- _RECORDS FOR PROCESSING_

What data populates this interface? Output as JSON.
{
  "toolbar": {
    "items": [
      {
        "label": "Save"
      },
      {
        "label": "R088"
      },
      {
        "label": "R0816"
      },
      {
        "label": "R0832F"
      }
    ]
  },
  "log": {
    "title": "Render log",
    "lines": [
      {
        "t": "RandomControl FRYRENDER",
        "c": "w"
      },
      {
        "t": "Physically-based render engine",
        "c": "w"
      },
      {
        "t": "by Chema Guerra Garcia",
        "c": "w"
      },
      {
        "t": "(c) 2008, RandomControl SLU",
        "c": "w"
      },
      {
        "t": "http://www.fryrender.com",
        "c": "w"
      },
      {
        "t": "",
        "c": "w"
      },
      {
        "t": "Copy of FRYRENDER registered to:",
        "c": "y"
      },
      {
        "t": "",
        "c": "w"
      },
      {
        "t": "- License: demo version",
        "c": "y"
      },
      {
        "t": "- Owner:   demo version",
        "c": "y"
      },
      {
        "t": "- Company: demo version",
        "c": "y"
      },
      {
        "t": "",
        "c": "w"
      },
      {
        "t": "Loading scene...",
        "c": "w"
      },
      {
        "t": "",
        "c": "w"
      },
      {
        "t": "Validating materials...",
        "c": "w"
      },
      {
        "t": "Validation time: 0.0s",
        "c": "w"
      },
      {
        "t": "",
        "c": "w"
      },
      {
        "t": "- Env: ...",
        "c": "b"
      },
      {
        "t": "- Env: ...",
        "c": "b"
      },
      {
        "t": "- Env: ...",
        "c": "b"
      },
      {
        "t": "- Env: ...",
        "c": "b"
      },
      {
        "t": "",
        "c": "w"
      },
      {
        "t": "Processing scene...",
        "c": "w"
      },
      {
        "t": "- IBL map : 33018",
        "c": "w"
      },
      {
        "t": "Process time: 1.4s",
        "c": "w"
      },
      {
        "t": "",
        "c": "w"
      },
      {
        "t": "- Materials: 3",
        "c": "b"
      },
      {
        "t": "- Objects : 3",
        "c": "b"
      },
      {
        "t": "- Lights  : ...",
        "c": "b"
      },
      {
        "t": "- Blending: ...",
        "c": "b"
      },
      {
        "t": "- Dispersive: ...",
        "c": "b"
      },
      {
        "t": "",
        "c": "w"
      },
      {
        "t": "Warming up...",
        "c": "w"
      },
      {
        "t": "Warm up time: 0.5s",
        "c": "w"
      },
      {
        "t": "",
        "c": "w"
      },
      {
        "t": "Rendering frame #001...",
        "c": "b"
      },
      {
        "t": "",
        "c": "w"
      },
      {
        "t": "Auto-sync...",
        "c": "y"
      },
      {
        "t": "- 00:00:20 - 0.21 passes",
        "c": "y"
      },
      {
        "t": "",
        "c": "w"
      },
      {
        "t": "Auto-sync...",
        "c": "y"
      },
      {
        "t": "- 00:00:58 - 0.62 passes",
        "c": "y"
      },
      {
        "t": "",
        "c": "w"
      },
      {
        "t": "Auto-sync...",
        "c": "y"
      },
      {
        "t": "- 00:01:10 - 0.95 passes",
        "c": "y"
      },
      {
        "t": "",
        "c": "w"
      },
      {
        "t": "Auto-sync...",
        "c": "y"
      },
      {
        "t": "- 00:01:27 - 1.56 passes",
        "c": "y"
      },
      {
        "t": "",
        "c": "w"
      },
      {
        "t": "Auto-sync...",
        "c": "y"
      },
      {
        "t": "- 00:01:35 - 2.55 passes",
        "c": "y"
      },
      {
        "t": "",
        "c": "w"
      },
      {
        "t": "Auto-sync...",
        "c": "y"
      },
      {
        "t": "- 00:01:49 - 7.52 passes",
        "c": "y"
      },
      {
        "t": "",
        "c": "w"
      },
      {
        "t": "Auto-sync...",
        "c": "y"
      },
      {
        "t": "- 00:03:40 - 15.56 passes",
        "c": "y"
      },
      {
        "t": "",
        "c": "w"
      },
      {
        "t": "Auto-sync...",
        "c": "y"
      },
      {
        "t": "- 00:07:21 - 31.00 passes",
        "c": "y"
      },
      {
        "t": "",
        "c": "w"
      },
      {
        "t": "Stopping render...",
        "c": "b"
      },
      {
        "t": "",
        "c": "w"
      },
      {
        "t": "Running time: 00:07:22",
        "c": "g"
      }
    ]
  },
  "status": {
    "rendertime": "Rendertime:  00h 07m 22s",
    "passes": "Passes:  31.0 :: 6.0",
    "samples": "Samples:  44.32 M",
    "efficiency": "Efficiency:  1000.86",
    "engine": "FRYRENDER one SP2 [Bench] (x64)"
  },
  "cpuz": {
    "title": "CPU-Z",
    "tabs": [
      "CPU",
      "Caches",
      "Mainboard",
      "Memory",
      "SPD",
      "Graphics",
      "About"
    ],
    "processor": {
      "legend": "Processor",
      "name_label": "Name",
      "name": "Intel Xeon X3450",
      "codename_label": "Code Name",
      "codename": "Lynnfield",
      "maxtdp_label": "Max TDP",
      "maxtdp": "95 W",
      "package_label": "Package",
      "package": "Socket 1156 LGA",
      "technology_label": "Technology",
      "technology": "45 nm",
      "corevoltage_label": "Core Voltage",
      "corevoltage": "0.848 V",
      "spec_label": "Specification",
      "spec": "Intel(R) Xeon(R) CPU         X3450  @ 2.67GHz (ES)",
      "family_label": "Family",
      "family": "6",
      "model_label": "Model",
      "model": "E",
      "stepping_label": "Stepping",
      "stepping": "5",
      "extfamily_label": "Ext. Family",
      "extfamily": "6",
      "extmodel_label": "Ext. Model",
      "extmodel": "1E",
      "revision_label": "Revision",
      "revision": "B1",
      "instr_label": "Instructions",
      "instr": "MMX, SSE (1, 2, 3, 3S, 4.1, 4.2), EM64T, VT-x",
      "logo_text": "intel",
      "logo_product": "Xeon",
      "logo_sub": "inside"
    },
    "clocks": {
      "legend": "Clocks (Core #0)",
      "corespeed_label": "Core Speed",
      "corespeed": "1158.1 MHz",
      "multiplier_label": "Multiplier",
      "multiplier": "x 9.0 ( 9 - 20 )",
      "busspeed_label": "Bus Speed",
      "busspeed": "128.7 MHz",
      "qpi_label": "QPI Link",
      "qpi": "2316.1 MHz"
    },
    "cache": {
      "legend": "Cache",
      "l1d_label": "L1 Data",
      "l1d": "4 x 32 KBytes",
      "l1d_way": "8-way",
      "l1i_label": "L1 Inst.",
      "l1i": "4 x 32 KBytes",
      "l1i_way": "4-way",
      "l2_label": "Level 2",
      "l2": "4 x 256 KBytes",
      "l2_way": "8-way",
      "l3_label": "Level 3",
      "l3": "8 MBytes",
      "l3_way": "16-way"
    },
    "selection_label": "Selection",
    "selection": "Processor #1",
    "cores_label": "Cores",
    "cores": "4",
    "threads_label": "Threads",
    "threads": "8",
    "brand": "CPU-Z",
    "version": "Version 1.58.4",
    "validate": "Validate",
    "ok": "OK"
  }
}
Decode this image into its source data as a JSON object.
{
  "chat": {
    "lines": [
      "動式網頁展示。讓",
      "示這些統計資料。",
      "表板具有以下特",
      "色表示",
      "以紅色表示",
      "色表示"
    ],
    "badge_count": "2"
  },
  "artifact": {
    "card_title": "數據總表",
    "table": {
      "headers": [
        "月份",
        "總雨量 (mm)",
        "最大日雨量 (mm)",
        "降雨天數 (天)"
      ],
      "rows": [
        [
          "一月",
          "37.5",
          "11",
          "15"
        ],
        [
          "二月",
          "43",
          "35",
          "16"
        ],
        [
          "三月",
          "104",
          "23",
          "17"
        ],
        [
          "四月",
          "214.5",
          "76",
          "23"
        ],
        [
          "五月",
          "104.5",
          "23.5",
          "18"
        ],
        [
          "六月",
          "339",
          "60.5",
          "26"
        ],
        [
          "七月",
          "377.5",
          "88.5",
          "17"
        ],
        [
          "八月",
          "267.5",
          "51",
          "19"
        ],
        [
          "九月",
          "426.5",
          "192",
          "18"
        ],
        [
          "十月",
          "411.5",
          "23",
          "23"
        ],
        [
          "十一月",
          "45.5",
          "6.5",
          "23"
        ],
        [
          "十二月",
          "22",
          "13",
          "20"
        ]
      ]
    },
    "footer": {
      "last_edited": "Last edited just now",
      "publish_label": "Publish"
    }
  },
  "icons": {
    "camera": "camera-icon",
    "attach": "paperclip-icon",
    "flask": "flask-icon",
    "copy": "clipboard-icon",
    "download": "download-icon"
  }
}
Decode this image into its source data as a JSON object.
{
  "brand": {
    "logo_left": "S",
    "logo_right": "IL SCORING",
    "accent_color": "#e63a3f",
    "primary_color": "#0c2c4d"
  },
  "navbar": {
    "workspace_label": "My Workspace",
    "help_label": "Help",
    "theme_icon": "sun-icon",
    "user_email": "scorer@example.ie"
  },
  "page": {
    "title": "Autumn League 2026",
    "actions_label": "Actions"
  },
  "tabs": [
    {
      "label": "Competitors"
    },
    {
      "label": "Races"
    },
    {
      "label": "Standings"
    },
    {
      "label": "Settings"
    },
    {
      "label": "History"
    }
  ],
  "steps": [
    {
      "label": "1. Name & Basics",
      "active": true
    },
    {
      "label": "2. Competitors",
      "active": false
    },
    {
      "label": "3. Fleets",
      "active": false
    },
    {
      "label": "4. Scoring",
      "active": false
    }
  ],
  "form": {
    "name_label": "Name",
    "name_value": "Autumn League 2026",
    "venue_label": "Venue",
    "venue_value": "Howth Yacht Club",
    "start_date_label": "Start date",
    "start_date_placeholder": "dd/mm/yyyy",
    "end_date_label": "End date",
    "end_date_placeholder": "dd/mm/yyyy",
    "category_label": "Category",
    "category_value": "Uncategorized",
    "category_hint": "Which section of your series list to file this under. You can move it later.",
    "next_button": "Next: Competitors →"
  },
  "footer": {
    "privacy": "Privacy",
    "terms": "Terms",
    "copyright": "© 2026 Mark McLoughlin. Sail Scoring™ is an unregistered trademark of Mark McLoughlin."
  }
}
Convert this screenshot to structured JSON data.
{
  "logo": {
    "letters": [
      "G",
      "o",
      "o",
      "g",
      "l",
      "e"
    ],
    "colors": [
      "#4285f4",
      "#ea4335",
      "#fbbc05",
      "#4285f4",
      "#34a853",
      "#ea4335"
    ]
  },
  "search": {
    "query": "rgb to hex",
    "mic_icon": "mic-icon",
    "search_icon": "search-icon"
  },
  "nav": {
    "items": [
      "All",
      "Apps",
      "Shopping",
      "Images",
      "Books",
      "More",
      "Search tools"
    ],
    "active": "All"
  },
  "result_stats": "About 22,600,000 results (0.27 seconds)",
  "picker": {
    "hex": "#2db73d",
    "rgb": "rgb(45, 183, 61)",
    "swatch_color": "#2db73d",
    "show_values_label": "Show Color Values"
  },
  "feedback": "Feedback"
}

- _REQUIRED WORK_
From the line holding "Convert this screenshot" through the last line above, reproduce each line exactly and add nothing.

- _THE RESULT_
Convert this screenshot to structured JSON data.
{
  "logo": {
    "letters": [
      "G",
      "o",
      "o",
      "g",
      "l",
      "e"
    ],
    "colors": [
      "#4285f4",
      "#ea4335",
      "#fbbc05",
      "#4285f4",
      "#34a853",
      "#ea4335"
    ]
  },
  "search": {
    "query": "rgb to hex",
    "mic_icon": "mic-icon",
    "search_icon": "search-icon"
  },
  "nav": {
    "items": [
      "All",
      "Apps",
      "Shopping",
      "Images",
      "Books",
      "More",
      "Search tools"
    ],
    "active": "All"
  },
  "result_stats": "About 22,600,000 results (0.27 seconds)",
  "picker": {
    "hex": "#2db73d",
    "rgb": "rgb(45, 183, 61)",
    "swatch_color": "#2db73d",
    "show_values_label": "Show Color Values"
  },
  "feedback": "Feedback"
}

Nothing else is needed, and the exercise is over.